This chapter examines benefits at the corridor and system level, reporting on identified or potential synergistic relationships between any of the European- or US-based traffic management techniques. System level applications will examine the following contextual settings:
The intent of this chapter is to document cases where synergistic relationships between traffic management strategies have been found; however, performance monitoring data regarding these strategies to date has been limited. Because this data is rarely stratified by strategy, being able to use it to estimate an individual strategy’s contribution to system level benefits is even more challenging. Nonetheless, research has shown that these strategies are rarely implemented in isolation, and a number of them are clearly complementary. While most of these strategies have some form of relationship with all of the others, there are some that stand out most clearly as complementary and/or supportive to a particular technique. Figure 10 indicates typical complementary and/or supportive strategies for each of the six European traffic management techniques. Note that while one technique may support another, the reverse is not always true. For example, while speed harmonization may be a critical supportive strategy for implementing hard shoulder running; hard shoulder running is not critical to the success of speed harmonization applications.
A brief discussion of how these techniques could be applied in a synergistic manner is provided below. Not all combinations of complementary and/or supporting techniques are discussed, but the write-up provides a general idea of how certain strategies can work together.
Speed harmonization, for example, is often implemented in tandem with queue warning. Queue warning complements speed harmonization because in addition to warning drivers of downstream queues, it communicates the reason why speeds are being lowered. In Germany, a congestion pictograph or icon is displayed on both sides of the overhead gantries to alert motorists of queues or congestion ahead. The value of the system lies in warning drivers of downstream queues so they take appropriate actions (e.g., slow down or change lanes), thereby reducing the occurrence of primary and secondary collisions caused by the congestion. In the Netherlands, motorists are alerted of queues with flashing lights surrounding the variable speed limits, and speed harmonization is activated with variable speed limit signs.
Queue warning is valuable in that it warns drivers of downstream queues so they take appropriate action to slow down or change lanes, reducing the occurrence of primary and secondary collisions caused by congestion. Queue warning can be supported by the implementation of speed harmonization to further enforce the need to reduce speeds.
Hard shoulder running is frequently implemented in conjunction with both speed harmonization and queue warning, as well as with junction control because they share the common need of addressing recurring congestion in bottleneck locations. Limited data from the UK indicates how these techniques can build upon each other. Transportation professionals in the UK believe that using speed harmonization and queue warning is important in order to maintain safety during hard shoulder running operations. Since hard shoulder running removes the shoulder for use as a breakdown lane, having a robust incident management program in place to monitor and respond to incidents as soon as possible is essential. Where hard shoulder running begins or terminates at a ramp junction, junction control is often required to maintain lane continuity and safe operations.
Junction control may be enhanced when supported by ramp metering, particularly when used at freeway on-ramps. If the control strategy has changed a junction from an add-lane to a merge condition, ramp metering would be especially beneficial to break up platooning vehicles from entering a ramp and facilitate the merge condition. Dynamic re-routing can support junction control as well in that if the control strategy reduces capacity of one movement (e.g., the through movement) in favor of another movement (e.g., the exiting movement), then it may be beneficial to re-route some through movement traffic to alternate routes so as to not experience undue congestion.

------------------------------------

Written request: Return the text of the traffic management passage between "Speed harmonization, for" and "speed limit signs.", inclusive, copied word for word.

[Spatial layout entries]
------------------------------------

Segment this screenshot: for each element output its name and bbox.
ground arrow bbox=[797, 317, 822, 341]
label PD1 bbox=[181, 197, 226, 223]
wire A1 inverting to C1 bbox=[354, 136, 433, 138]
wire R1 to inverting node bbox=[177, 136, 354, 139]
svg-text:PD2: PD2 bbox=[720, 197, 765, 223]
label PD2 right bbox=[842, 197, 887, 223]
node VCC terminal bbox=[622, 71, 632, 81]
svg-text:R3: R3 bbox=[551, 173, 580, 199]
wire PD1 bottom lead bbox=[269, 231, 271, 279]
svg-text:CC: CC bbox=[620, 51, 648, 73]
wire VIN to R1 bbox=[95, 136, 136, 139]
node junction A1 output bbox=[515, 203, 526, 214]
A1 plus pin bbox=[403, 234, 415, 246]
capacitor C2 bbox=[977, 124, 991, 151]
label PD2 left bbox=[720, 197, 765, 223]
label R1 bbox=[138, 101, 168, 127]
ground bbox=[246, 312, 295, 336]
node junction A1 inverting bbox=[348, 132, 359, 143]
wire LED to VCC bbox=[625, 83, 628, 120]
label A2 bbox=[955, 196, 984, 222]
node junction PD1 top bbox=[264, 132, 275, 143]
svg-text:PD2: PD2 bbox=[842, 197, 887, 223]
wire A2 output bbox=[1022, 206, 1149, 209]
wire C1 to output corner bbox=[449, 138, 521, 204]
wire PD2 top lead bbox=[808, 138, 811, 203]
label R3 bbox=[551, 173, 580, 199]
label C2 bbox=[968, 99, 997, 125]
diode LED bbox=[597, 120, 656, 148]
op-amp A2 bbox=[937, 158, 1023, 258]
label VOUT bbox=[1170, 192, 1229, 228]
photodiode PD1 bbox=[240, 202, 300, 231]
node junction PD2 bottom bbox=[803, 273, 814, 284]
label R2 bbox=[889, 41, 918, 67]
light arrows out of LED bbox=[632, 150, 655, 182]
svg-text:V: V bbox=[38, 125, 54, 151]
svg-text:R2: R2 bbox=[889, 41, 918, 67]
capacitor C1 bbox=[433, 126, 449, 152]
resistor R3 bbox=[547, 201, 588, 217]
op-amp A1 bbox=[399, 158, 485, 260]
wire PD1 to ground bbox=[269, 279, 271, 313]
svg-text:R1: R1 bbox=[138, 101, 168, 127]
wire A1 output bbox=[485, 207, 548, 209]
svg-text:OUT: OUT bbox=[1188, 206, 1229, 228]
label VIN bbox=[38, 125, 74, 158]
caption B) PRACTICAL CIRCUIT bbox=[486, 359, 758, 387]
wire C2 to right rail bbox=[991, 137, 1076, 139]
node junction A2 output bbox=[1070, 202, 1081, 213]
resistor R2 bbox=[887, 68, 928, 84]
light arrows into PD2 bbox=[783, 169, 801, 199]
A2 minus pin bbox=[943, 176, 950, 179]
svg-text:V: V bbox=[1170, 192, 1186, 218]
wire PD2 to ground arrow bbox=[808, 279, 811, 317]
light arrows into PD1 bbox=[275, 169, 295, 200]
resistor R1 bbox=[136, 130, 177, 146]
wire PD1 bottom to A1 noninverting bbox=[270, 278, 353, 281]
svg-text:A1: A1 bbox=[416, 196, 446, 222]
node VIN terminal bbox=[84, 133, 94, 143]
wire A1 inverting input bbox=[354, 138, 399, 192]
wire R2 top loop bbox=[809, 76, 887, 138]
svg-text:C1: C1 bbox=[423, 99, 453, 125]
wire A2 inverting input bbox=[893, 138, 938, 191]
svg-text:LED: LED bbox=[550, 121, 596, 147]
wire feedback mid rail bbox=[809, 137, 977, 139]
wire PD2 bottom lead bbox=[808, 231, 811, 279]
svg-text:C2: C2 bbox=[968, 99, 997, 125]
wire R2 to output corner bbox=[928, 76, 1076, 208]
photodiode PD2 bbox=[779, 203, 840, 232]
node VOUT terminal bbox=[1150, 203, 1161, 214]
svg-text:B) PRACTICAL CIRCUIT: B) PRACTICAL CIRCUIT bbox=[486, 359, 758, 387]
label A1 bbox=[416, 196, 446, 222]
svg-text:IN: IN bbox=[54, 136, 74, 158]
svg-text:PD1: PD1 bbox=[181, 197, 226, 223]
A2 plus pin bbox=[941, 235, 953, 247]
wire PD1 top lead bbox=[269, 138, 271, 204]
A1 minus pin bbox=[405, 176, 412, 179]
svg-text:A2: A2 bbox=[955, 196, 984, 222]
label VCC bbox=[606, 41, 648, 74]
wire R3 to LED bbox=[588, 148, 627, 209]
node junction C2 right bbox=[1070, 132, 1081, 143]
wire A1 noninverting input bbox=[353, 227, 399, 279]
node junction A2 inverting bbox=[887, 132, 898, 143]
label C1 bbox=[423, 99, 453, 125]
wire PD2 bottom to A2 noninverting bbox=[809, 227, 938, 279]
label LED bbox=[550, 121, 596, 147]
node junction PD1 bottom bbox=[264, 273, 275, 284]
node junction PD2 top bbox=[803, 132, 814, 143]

------------------------------------

Answer below:
Speed harmonization, for example, is often implemented in tandem with queue warning. Queue warning complements speed harmonization because in addition to warning drivers of downstream queues, it communicates the reason why speeds are being lowered. In Germany, a congestion pictograph or icon is displayed on both sides of the overhead gantries to alert motorists of queues or congestion ahead. The value of the system lies in warning drivers of downstream queues so they take appropriate actions (e.g., slow down or change lanes), thereby reducing the occurrence of primary and secondary collisions caused by the congestion. In the Netherlands, motorists are alerted of queues with flashing lights surrounding the variable speed limits, and speed harmonization is activated with variable speed limit signs.